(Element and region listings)
******
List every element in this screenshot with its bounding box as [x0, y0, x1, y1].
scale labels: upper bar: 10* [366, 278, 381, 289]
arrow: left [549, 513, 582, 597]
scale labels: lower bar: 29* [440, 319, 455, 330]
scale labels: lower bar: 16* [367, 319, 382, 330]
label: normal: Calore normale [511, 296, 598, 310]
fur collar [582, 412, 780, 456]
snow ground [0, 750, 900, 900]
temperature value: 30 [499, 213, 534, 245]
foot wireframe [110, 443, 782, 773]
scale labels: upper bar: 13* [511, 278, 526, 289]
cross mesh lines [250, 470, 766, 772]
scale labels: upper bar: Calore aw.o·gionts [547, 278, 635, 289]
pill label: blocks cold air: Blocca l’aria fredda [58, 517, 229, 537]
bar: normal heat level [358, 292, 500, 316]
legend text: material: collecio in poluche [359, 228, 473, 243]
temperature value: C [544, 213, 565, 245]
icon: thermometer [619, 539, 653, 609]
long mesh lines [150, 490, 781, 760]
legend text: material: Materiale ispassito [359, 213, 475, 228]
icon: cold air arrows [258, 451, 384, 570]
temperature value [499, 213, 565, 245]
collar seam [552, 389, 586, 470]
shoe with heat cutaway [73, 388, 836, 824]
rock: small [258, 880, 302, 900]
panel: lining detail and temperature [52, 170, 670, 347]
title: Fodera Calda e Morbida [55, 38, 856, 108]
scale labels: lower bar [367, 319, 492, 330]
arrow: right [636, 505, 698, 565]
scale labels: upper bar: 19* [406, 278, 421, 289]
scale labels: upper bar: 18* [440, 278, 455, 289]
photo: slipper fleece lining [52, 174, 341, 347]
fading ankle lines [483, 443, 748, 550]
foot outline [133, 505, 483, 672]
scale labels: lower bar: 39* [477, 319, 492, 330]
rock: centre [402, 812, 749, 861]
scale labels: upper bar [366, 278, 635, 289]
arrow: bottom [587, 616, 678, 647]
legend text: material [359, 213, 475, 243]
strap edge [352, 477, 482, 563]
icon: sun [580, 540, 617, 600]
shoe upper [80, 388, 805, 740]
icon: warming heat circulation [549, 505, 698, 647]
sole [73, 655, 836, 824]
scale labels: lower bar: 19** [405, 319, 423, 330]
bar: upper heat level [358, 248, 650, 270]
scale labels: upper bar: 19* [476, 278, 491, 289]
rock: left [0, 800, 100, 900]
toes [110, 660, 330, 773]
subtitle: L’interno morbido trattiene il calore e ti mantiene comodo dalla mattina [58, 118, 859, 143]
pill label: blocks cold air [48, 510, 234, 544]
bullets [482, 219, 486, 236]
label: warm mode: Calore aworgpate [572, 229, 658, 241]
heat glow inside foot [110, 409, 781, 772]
******
## [WHAT YOU ARE ASKED TO DO]
Rewrite the items from their start through the line containing "foot wireframe [110, 443, 782, 773]", swapping "fur collar" for "wool collar" and leaving everything else unchanged.

## [SOLVED PROBLEM]
List every element in this screenshot with its bounding box as [x0, y0, x1, y1].
scale labels: upper bar: 10* [366, 278, 381, 289]
arrow: left [549, 513, 582, 597]
scale labels: lower bar: 29* [440, 319, 455, 330]
scale labels: lower bar: 16* [367, 319, 382, 330]
label: normal: Calore normale [511, 296, 598, 310]
wool collar [582, 412, 780, 456]
snow ground [0, 750, 900, 900]
temperature value: 30 [499, 213, 534, 245]
foot wireframe [110, 443, 782, 773]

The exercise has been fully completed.